(Dataset records)
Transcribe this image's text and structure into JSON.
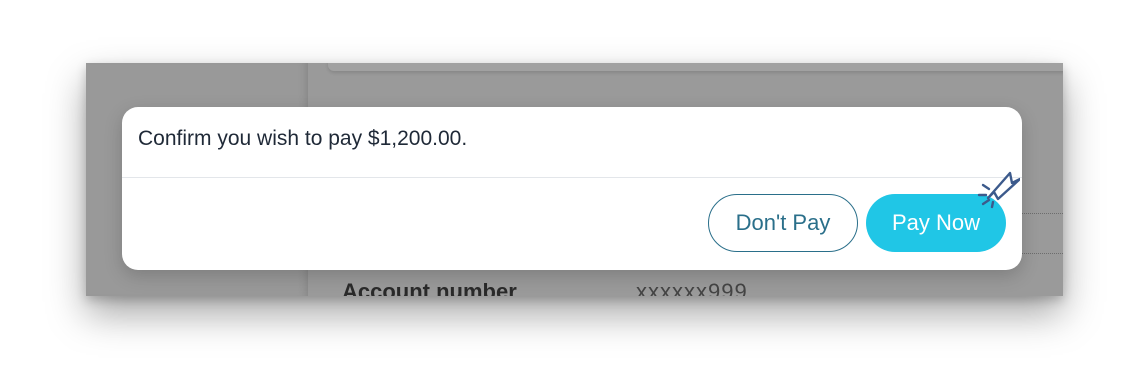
{
  "modal": {
    "message": "Confirm you wish to pay $1,200.00.",
    "dont_pay_label": "Don't Pay",
    "pay_now_label": "Pay Now"
  },
  "background": {
    "field_label": "Account number",
    "field_value": "xxxxxx999"
  },
  "icons": {
    "cursor": "click-cursor-icon"
  },
  "colors": {
    "overlay": "#9a9a9a",
    "primary_button": "#20c6e6",
    "secondary_button_border": "#2a6f8a",
    "text": "#1f2937"
  }
}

### WHAT THIS TASK INVOLVES
Show every line of the records above that contains the word "text".

### EXERCISE OUTPUT
Transcribe this image's text and structure into JSON.
    "text": "#1f2937"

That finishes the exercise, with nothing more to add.